= TASK OBJECTIVE =
Copy the records below exactly, omitting any pictures they contain.

— START RECORDS FOR THIS EXERCISE —

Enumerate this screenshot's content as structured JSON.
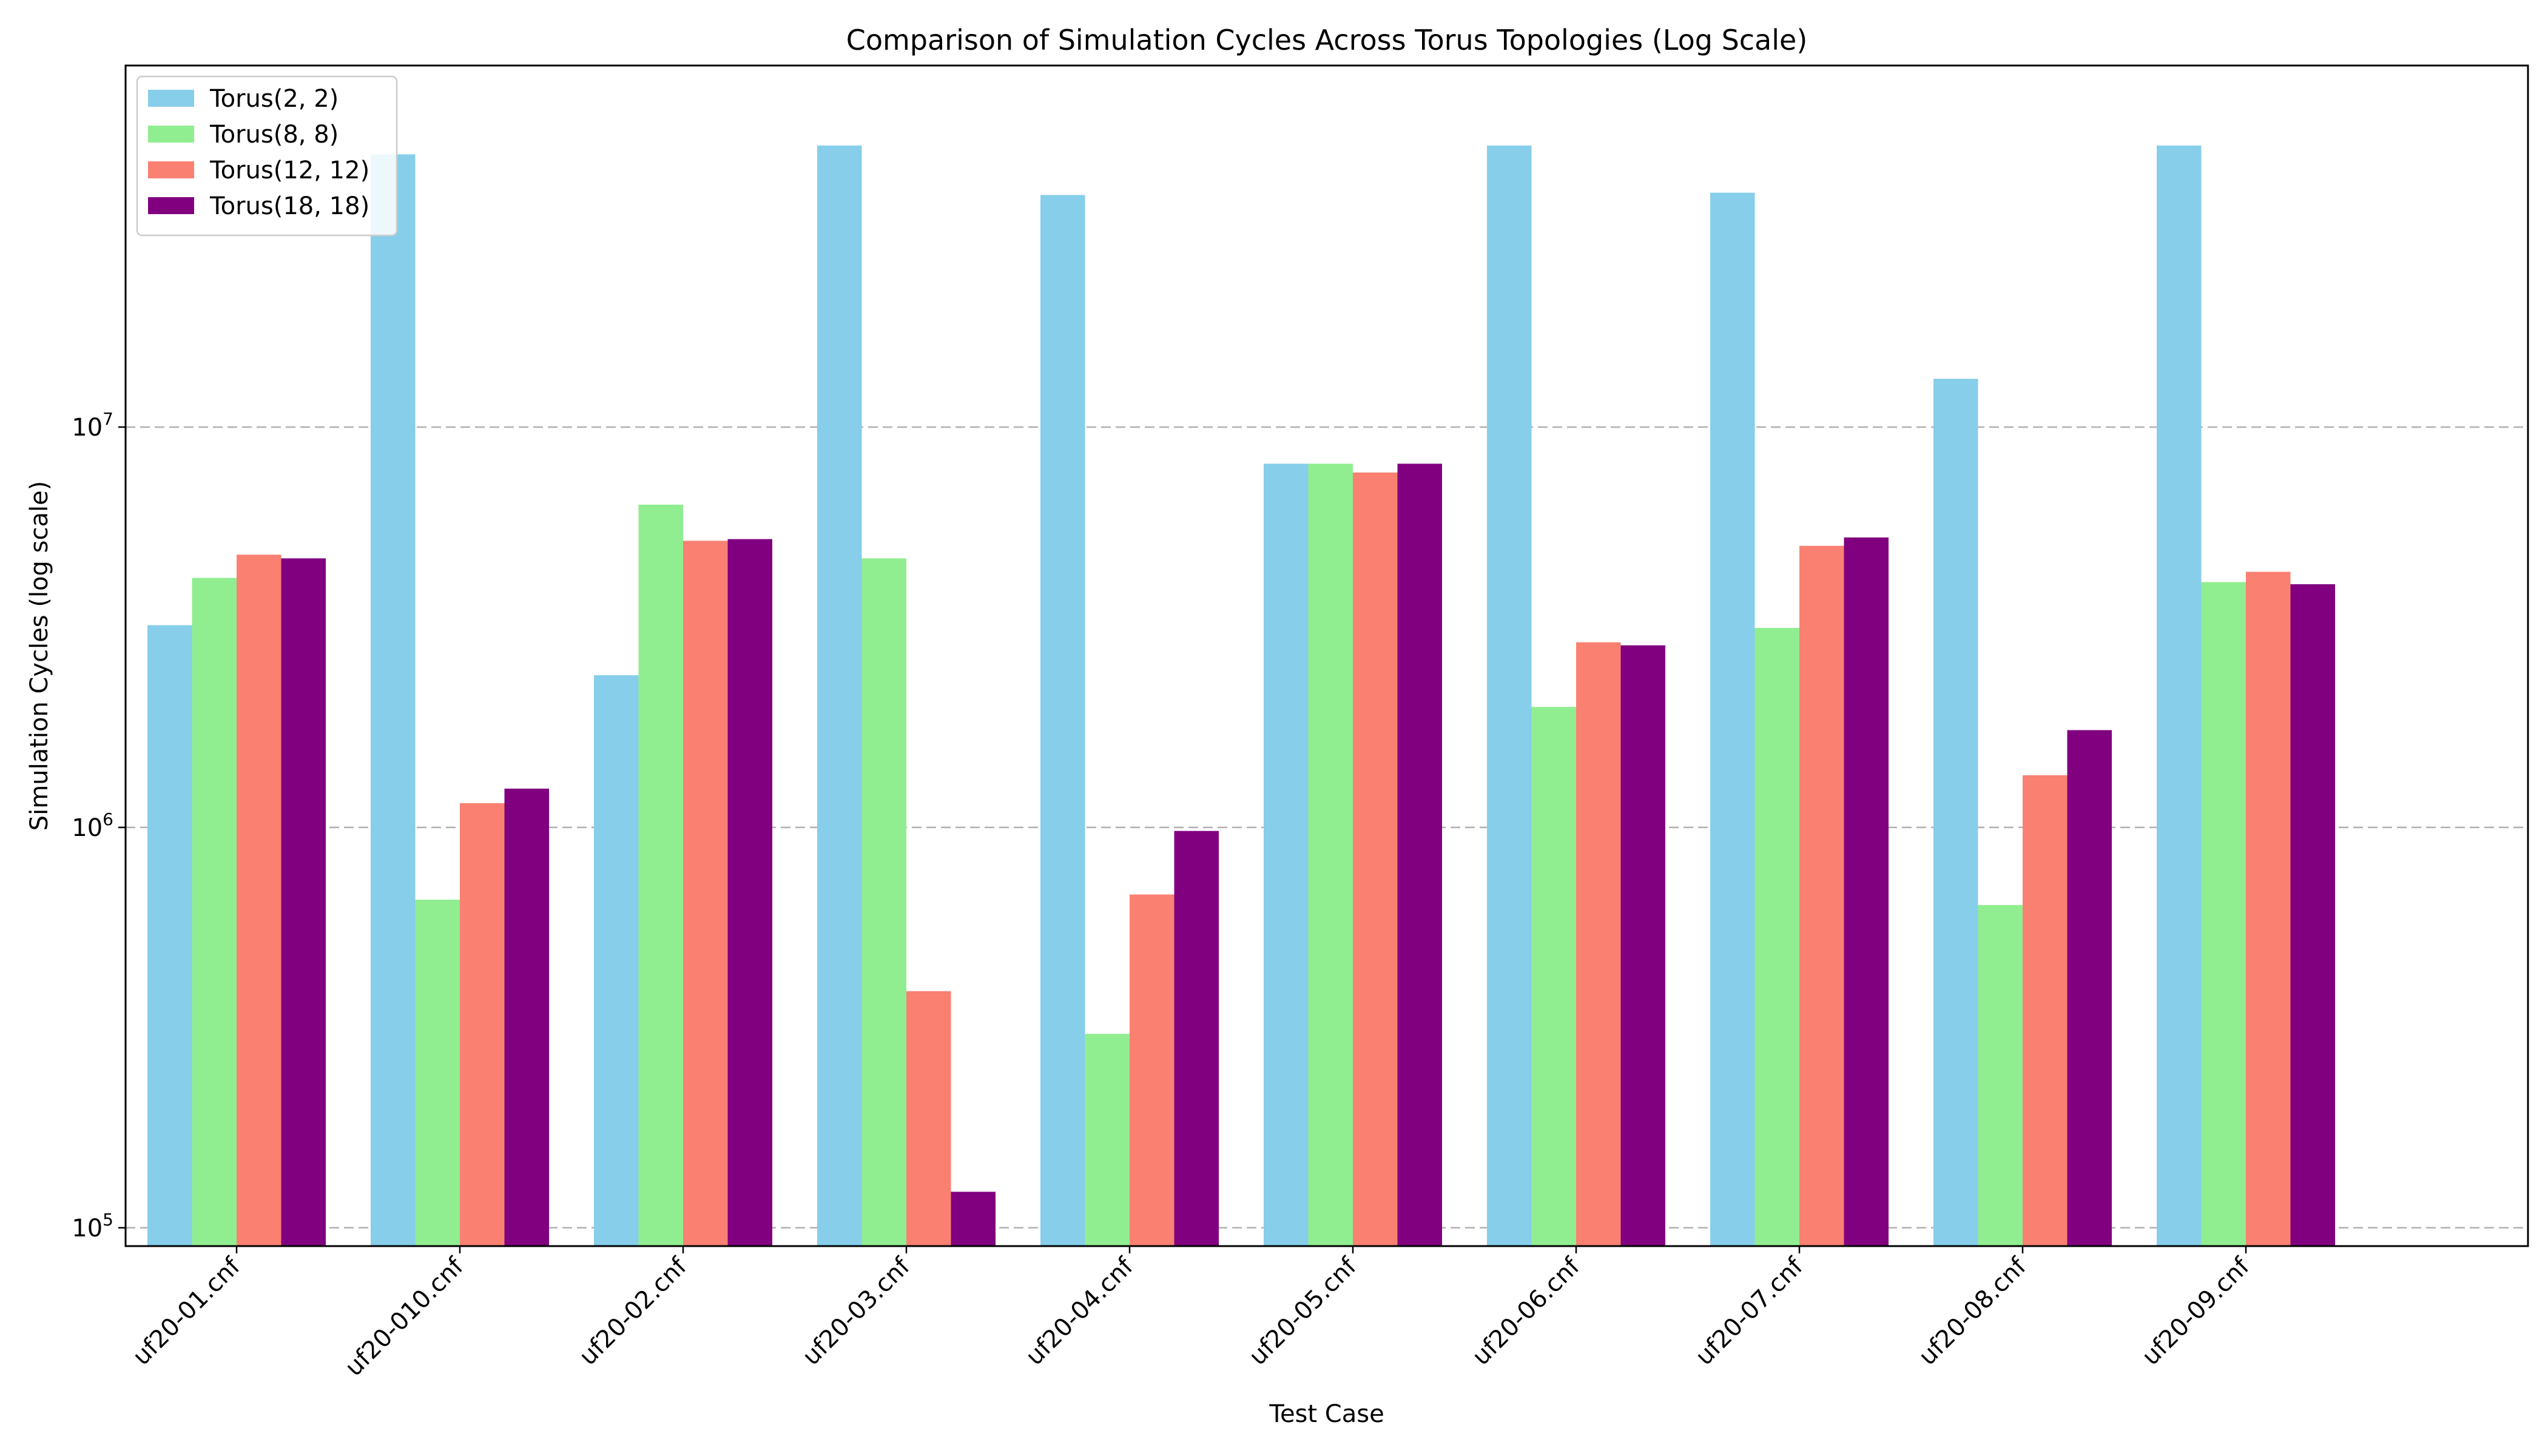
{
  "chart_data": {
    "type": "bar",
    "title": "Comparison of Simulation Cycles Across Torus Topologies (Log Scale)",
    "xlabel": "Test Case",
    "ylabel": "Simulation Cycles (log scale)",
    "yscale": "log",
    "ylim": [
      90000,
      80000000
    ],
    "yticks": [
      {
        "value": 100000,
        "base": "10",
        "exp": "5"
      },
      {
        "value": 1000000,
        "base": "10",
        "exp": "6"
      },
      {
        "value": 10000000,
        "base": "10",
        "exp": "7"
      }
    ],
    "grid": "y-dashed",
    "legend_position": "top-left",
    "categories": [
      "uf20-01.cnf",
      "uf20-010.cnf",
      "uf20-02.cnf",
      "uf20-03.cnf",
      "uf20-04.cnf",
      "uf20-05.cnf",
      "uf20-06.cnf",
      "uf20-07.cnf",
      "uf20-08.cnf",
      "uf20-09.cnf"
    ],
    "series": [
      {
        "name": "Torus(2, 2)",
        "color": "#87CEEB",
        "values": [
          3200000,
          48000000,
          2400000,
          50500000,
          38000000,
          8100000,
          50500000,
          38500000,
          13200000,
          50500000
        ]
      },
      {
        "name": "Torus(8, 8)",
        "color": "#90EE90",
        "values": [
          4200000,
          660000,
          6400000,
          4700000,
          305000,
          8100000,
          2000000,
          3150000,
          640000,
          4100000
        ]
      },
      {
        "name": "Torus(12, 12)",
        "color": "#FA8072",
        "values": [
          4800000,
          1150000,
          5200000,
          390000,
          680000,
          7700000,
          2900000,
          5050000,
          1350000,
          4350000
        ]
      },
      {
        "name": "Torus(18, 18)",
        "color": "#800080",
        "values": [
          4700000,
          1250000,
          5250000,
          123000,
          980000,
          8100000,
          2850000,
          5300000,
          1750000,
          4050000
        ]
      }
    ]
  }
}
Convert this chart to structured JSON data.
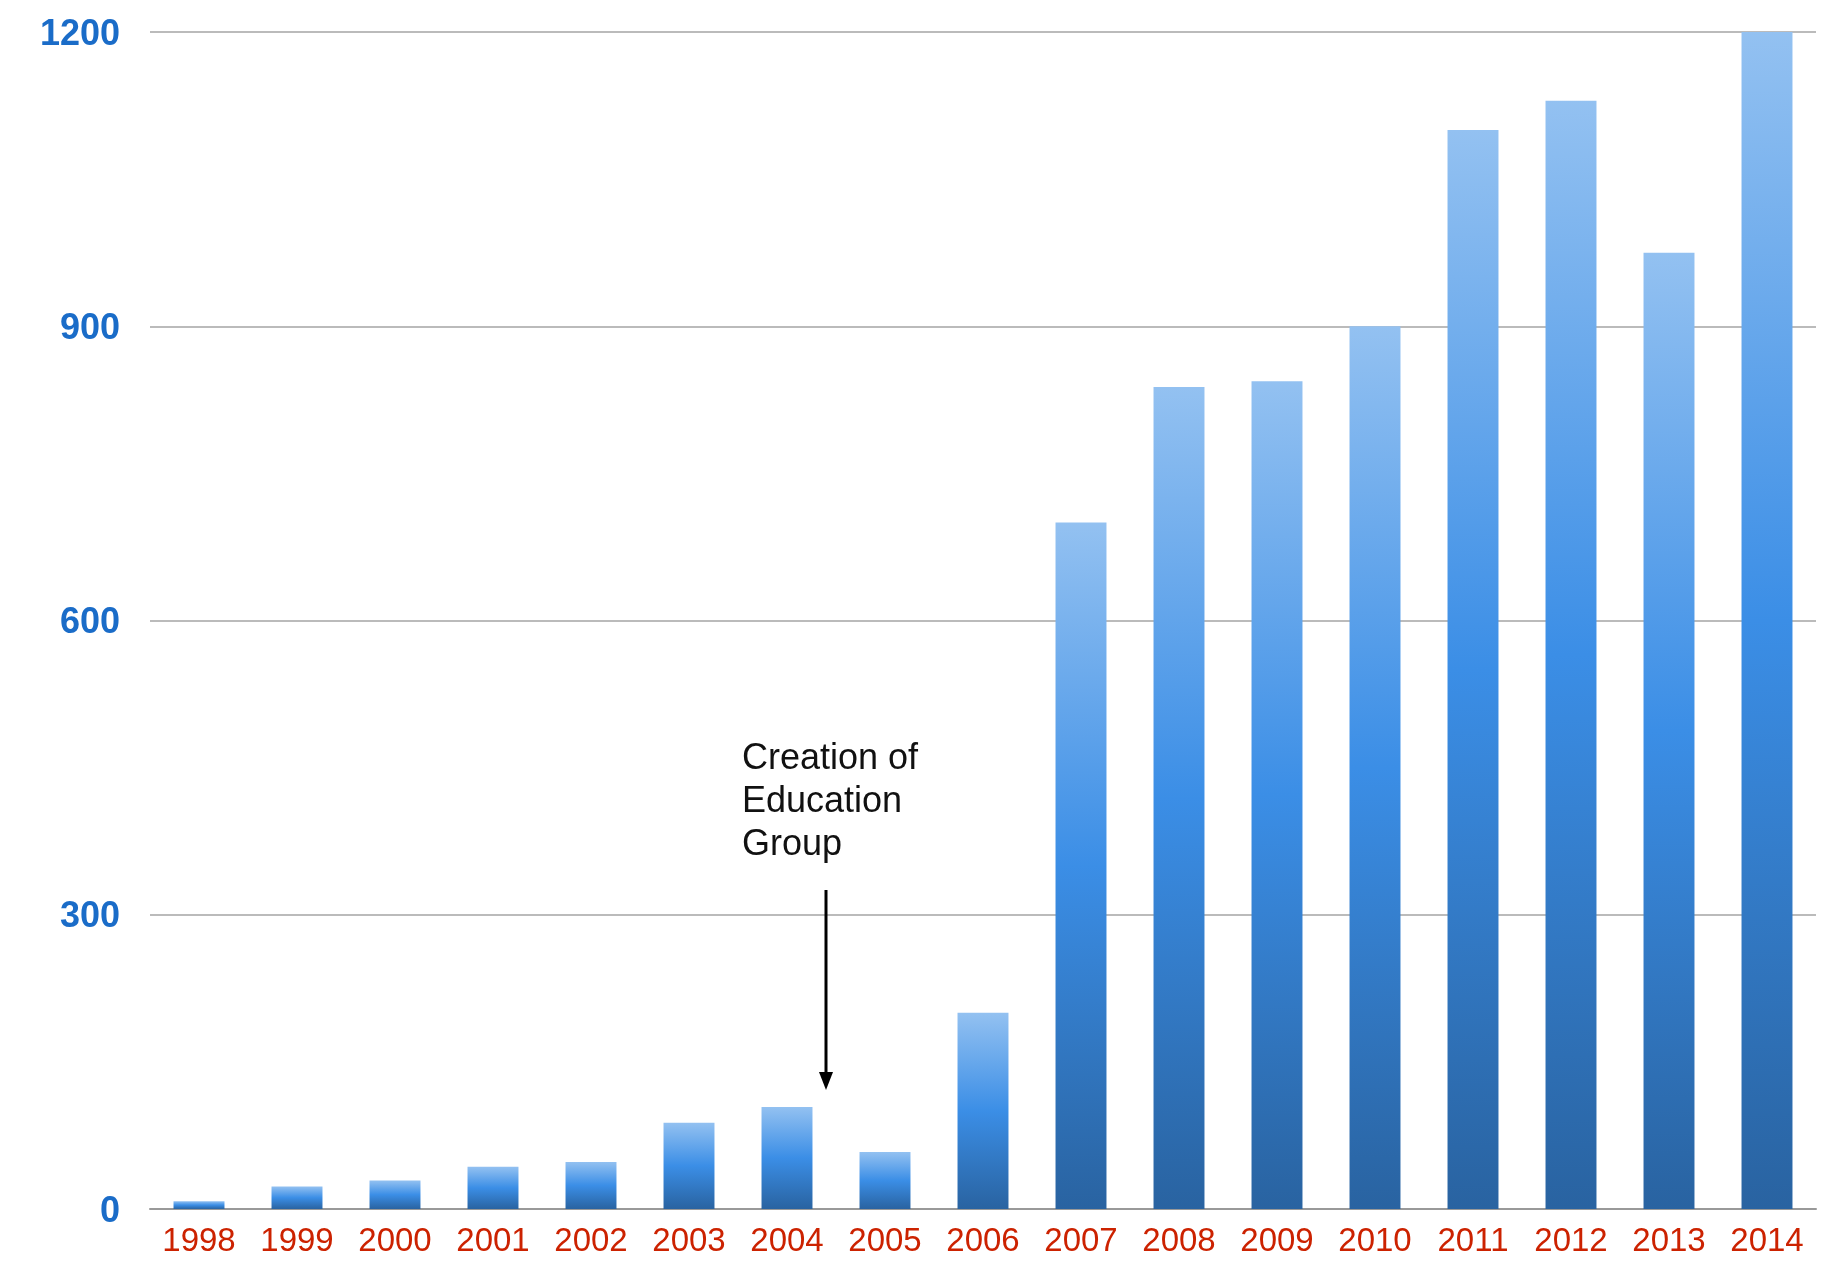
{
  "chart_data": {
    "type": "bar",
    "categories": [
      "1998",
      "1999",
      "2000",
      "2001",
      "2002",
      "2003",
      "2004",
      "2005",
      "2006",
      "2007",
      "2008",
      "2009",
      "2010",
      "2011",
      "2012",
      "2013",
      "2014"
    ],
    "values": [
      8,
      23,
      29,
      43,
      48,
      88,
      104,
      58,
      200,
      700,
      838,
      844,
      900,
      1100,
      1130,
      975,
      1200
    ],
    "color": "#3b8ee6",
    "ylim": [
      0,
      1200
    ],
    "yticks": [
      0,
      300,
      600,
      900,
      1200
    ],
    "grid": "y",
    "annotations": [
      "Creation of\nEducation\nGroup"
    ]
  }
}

— END RECORDS FOR THIS EXERCISE —

= OUTPUT BELOW =
Enumerate this screenshot's content as structured JSON.
{
  "chart_data": {
    "type": "bar",
    "title": "Comparison of Simulation Cycles Across Torus Topologies (Log Scale)",
    "xlabel": "Test Case",
    "ylabel": "Simulation Cycles (log scale)",
    "yscale": "log",
    "ylim": [
      90000,
      80000000
    ],
    "yticks": [
      {
        "value": 100000,
        "base": "10",
        "exp": "5"
      },
      {
        "value": 1000000,
        "base": "10",
        "exp": "6"
      },
      {
        "value": 10000000,
        "base": "10",
        "exp": "7"
      }
    ],
    "grid": "y-dashed",
    "legend_position": "top-left",
    "categories": [
      "uf20-01.cnf",
      "uf20-010.cnf",
      "uf20-02.cnf",
      "uf20-03.cnf",
      "uf20-04.cnf",
      "uf20-05.cnf",
      "uf20-06.cnf",
      "uf20-07.cnf",
      "uf20-08.cnf",
      "uf20-09.cnf"
    ],
    "series": [
      {
        "name": "Torus(2, 2)",
        "color": "#87CEEB",
        "values": [
          3200000,
          48000000,
          2400000,
          50500000,
          38000000,
          8100000,
          50500000,
          38500000,
          13200000,
          50500000
        ]
      },
      {
        "name": "Torus(8, 8)",
        "color": "#90EE90",
        "values": [
          4200000,
          660000,
          6400000,
          4700000,
          305000,
          8100000,
          2000000,
          3150000,
          640000,
          4100000
        ]
      },
      {
        "name": "Torus(12, 12)",
        "color": "#FA8072",
        "values": [
          4800000,
          1150000,
          5200000,
          390000,
          680000,
          7700000,
          2900000,
          5050000,
          1350000,
          4350000
        ]
      },
      {
        "name": "Torus(18, 18)",
        "color": "#800080",
        "values": [
          4700000,
          1250000,
          5250000,
          123000,
          980000,
          8100000,
          2850000,
          5300000,
          1750000,
          4050000
        ]
      }
    ]
  }
}
Convert this chart to structured JSON data.
{
  "chart_data": {
    "type": "bar",
    "categories": [
      "1998",
      "1999",
      "2000",
      "2001",
      "2002",
      "2003",
      "2004",
      "2005",
      "2006",
      "2007",
      "2008",
      "2009",
      "2010",
      "2011",
      "2012",
      "2013",
      "2014"
    ],
    "values": [
      8,
      23,
      29,
      43,
      48,
      88,
      104,
      58,
      200,
      700,
      838,
      844,
      900,
      1100,
      1130,
      975,
      1200
    ],
    "color": "#3b8ee6",
    "ylim": [
      0,
      1200
    ],
    "yticks": [
      0,
      300,
      600,
      900,
      1200
    ],
    "grid": "y",
    "annotations": [
      "Creation of\nEducation\nGroup"
    ]
  }
}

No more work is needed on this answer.